Exercise requirements →
Below are entries; tally how many lines hold the string "cross" and answer with only that figure.

Excerpts from a figure dataset
+ + + + + + +

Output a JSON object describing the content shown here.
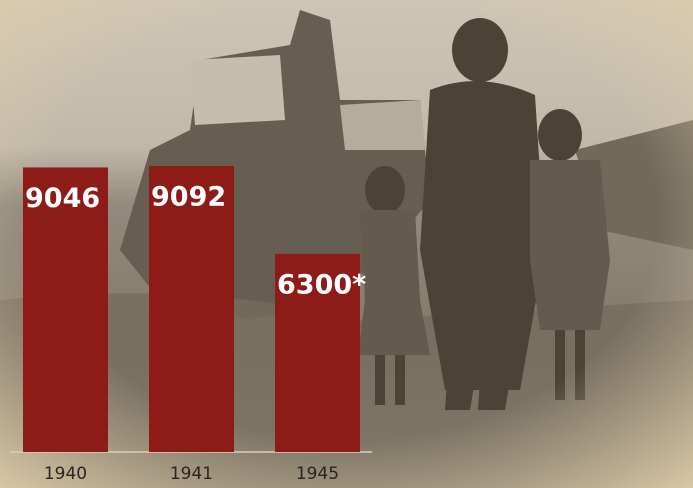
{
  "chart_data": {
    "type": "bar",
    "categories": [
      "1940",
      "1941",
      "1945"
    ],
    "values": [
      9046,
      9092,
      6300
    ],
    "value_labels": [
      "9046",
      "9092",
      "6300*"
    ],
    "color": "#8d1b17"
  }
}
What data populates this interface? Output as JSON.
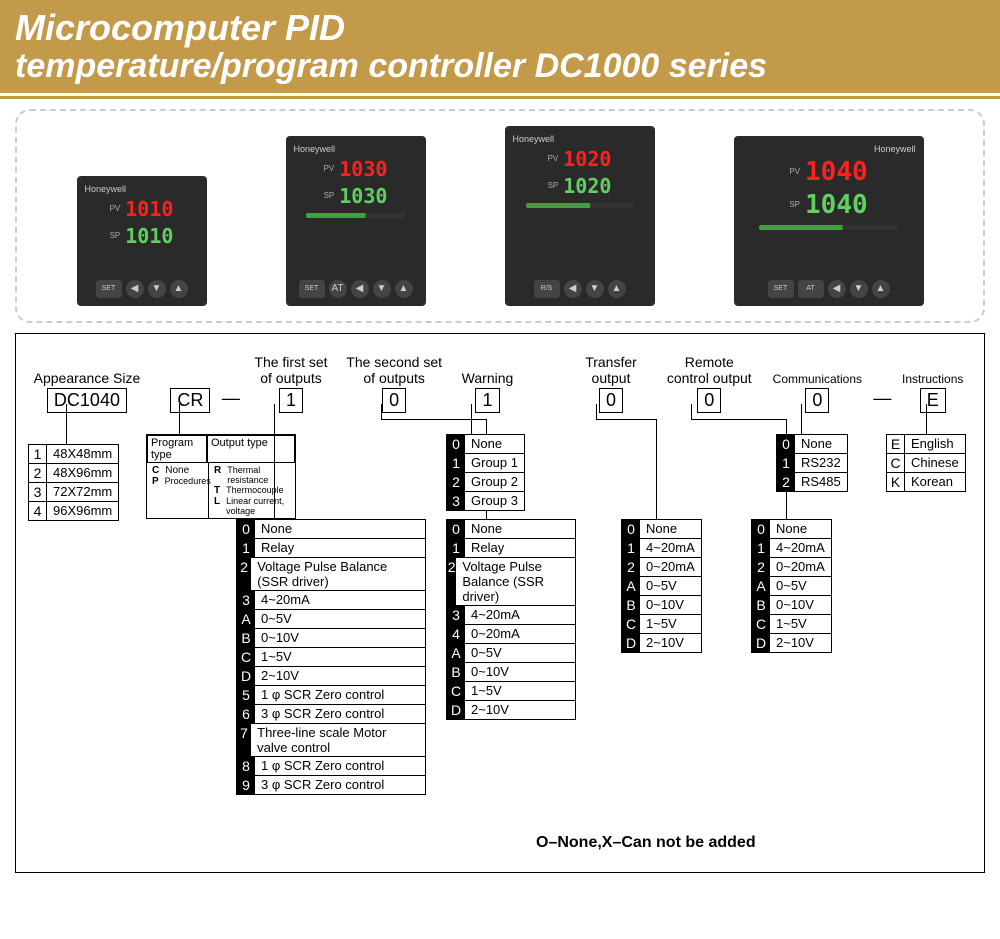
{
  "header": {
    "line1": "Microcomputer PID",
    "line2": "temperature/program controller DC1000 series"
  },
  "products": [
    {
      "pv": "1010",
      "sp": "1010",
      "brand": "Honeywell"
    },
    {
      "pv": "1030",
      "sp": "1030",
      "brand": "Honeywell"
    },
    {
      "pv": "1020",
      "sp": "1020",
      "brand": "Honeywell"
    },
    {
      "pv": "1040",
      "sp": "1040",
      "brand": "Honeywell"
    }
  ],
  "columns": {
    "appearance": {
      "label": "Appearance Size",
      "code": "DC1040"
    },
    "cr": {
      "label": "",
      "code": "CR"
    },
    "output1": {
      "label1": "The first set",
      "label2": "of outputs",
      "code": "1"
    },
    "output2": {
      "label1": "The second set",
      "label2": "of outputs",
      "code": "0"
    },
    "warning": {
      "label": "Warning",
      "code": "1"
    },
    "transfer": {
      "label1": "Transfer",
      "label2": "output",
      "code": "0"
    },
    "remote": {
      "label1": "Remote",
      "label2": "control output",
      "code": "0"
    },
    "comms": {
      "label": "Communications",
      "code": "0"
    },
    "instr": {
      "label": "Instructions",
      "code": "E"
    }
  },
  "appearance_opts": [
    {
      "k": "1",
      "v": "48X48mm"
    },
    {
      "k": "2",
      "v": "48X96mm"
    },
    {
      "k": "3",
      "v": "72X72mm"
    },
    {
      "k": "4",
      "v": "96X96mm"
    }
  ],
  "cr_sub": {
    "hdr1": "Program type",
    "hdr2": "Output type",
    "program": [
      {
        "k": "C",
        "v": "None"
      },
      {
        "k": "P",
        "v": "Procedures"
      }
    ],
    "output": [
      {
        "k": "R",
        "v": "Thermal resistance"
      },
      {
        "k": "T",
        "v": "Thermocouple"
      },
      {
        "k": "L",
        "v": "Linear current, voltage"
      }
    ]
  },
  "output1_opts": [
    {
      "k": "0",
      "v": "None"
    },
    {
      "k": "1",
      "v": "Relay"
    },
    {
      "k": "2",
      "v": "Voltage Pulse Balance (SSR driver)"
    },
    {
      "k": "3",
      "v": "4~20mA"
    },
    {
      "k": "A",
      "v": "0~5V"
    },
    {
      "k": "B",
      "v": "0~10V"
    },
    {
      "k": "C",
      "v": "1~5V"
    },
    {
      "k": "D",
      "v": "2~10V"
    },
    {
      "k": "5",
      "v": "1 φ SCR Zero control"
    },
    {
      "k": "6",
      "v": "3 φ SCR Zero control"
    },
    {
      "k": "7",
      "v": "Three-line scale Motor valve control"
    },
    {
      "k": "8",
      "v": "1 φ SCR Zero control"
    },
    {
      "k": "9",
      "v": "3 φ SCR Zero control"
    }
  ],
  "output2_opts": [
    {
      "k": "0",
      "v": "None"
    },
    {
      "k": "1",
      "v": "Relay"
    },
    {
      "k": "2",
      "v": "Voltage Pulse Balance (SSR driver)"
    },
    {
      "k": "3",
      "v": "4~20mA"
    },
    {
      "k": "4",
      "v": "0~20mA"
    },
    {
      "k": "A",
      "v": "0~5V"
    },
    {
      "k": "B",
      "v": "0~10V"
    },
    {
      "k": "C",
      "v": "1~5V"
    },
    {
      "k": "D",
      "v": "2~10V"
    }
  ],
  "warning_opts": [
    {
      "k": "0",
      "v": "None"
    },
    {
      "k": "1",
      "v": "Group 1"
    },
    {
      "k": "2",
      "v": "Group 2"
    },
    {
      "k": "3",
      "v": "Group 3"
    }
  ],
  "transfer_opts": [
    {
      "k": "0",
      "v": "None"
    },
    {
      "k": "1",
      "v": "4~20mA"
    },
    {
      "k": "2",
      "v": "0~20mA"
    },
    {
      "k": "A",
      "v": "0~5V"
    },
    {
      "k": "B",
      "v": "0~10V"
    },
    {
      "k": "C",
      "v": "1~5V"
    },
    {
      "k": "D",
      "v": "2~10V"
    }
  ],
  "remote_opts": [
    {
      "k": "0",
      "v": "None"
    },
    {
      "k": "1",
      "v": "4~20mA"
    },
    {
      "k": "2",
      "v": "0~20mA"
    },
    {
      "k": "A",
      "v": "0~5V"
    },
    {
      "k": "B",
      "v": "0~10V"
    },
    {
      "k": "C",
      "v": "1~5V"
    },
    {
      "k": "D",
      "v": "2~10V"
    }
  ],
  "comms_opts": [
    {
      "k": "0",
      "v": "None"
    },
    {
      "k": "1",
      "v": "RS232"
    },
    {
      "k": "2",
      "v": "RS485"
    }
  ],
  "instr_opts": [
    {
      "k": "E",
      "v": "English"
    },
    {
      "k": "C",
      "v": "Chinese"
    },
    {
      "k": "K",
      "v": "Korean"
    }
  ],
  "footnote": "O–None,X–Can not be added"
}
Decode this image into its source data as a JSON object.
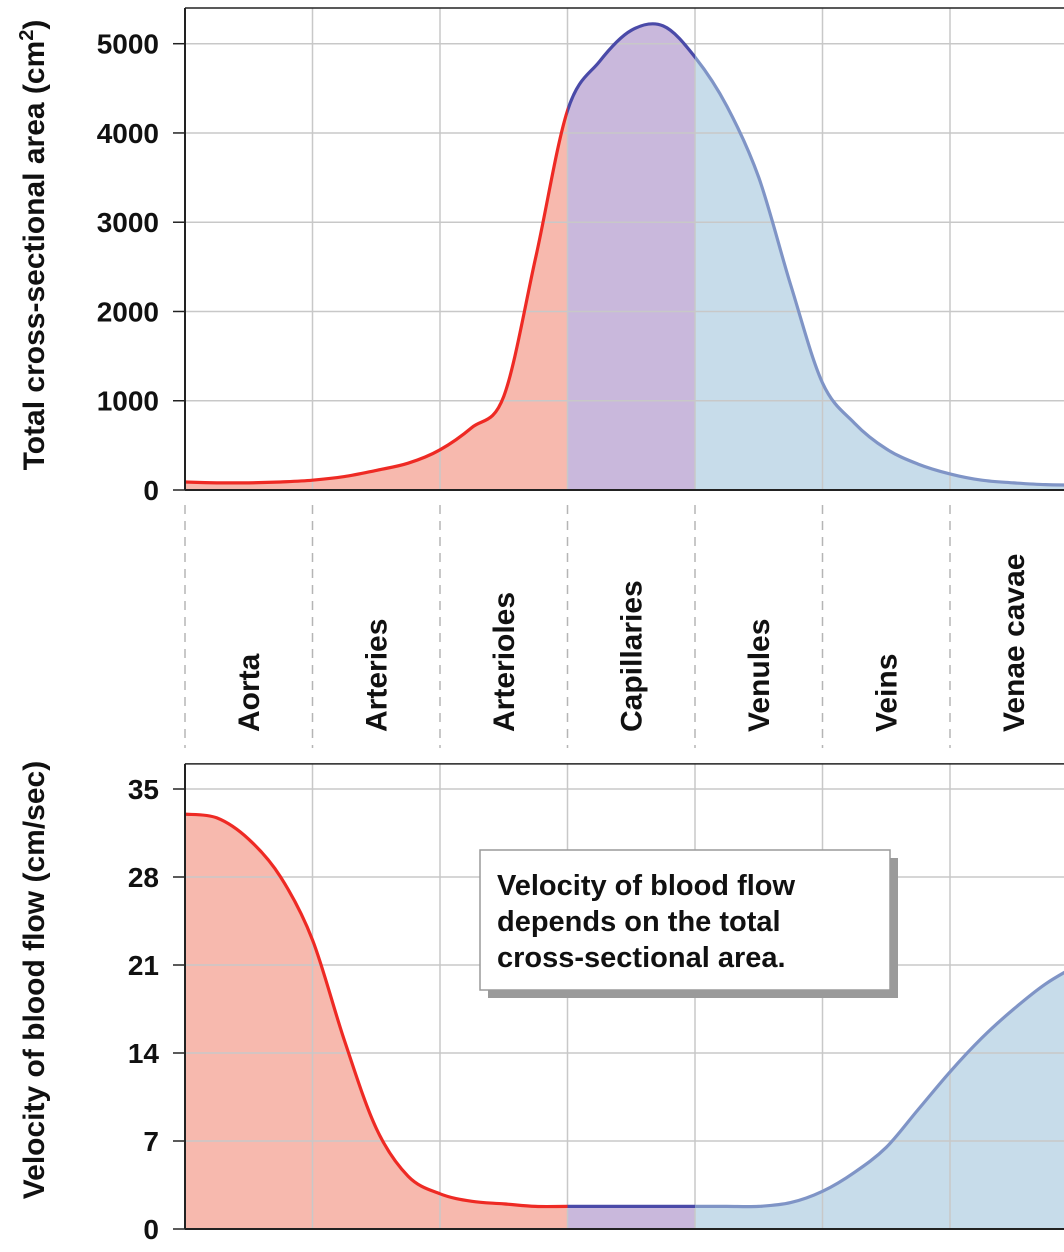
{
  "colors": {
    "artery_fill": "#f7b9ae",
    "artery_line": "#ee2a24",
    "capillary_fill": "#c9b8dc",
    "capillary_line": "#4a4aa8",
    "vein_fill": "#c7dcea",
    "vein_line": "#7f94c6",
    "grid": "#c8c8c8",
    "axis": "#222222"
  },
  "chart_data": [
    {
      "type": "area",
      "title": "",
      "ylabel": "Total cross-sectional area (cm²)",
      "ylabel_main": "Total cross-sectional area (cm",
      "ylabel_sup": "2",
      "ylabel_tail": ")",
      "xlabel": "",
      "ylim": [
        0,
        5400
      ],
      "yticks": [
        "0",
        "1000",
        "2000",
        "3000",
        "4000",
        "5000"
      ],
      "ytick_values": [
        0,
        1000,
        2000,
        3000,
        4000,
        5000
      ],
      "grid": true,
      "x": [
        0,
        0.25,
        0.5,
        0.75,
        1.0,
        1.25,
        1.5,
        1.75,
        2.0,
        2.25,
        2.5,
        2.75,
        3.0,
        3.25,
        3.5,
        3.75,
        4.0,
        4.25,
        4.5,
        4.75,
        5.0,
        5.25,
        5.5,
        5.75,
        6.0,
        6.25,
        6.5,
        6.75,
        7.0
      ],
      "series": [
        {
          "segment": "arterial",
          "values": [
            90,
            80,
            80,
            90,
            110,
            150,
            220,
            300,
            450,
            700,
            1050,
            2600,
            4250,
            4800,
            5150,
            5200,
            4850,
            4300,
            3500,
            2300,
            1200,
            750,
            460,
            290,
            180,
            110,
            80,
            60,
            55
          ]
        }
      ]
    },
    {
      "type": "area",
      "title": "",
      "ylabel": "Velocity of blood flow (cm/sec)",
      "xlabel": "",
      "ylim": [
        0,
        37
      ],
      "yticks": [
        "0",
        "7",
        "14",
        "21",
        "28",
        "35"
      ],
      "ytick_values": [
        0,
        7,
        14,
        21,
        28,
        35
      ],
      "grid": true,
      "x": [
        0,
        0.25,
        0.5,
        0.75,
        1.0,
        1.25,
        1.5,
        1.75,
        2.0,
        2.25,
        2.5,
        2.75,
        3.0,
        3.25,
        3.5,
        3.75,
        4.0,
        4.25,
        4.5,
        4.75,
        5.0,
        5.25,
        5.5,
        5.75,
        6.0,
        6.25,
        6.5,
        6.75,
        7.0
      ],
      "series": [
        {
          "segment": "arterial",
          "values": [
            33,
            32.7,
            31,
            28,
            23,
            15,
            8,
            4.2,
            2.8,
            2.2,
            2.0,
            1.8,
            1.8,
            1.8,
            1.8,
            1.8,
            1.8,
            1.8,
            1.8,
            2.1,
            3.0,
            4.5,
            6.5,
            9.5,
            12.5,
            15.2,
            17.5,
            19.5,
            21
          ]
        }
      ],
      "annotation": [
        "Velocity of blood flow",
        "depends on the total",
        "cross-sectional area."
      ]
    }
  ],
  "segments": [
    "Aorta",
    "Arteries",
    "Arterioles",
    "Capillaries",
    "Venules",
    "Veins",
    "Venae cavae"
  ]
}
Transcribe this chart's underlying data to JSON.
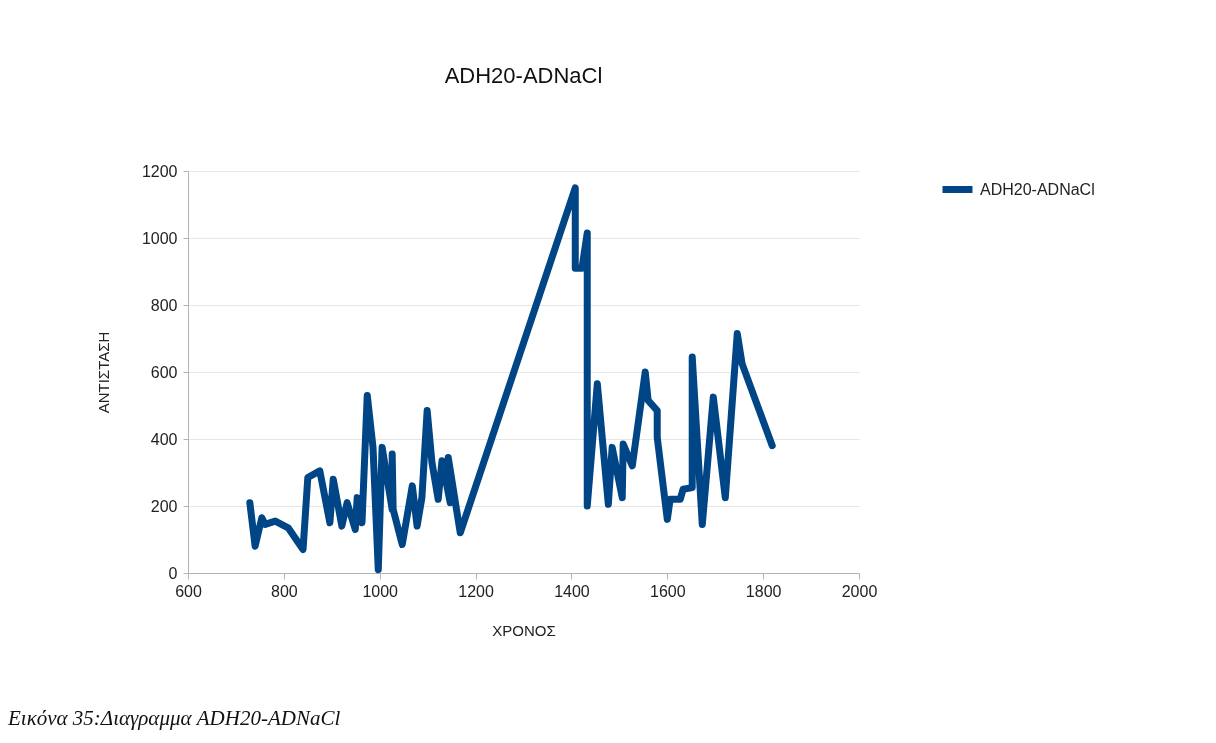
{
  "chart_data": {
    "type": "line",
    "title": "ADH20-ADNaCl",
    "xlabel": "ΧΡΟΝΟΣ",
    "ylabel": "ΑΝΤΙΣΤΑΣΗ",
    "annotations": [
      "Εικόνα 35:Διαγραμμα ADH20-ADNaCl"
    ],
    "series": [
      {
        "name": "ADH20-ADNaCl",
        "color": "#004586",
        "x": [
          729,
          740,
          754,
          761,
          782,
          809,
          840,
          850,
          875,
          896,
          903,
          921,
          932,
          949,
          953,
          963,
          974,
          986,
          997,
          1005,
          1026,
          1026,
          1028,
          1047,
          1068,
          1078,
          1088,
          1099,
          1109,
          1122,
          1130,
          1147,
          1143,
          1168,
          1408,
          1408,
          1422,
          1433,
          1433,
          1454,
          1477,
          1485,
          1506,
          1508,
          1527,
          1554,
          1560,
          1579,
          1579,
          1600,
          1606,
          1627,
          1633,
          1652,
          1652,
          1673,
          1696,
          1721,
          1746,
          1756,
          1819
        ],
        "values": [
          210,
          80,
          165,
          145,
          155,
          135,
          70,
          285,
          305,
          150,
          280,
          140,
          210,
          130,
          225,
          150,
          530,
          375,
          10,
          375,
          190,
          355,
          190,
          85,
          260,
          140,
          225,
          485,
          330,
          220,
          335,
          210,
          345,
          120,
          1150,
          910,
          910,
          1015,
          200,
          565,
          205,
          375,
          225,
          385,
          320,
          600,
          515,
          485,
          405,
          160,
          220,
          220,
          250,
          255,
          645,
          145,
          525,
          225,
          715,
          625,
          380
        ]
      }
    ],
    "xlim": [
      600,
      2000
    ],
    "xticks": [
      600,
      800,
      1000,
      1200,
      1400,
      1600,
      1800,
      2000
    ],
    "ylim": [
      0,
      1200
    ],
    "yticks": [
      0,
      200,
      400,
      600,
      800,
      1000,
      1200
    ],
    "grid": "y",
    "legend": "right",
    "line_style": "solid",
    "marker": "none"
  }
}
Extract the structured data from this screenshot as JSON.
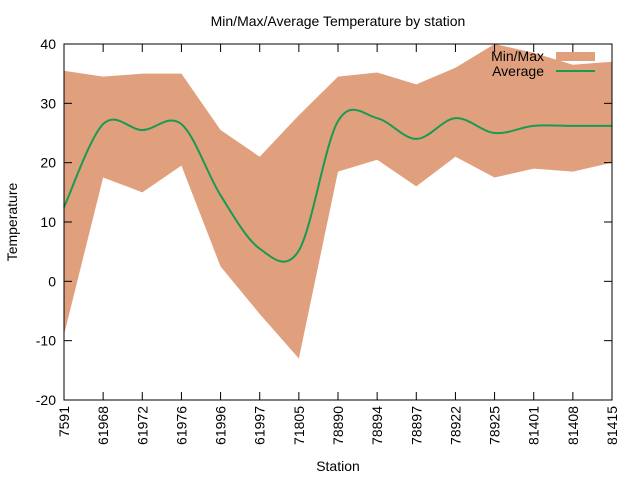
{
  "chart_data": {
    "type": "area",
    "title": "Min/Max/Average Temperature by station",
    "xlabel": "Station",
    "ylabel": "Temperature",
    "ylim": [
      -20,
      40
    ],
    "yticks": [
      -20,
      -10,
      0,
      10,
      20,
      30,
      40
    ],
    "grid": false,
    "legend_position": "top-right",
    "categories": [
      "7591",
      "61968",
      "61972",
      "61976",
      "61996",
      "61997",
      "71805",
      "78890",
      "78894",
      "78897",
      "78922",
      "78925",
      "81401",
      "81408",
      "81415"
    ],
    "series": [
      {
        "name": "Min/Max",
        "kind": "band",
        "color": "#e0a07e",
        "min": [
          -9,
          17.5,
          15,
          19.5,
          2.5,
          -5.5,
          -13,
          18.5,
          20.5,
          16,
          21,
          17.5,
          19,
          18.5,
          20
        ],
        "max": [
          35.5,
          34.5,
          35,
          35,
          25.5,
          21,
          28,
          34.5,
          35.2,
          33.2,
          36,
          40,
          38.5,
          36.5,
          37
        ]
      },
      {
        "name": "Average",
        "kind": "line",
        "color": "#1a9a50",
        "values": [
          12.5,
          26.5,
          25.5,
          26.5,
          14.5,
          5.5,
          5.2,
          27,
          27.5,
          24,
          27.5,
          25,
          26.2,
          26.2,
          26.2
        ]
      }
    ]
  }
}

+ + + + + + +

Exercise solution →
3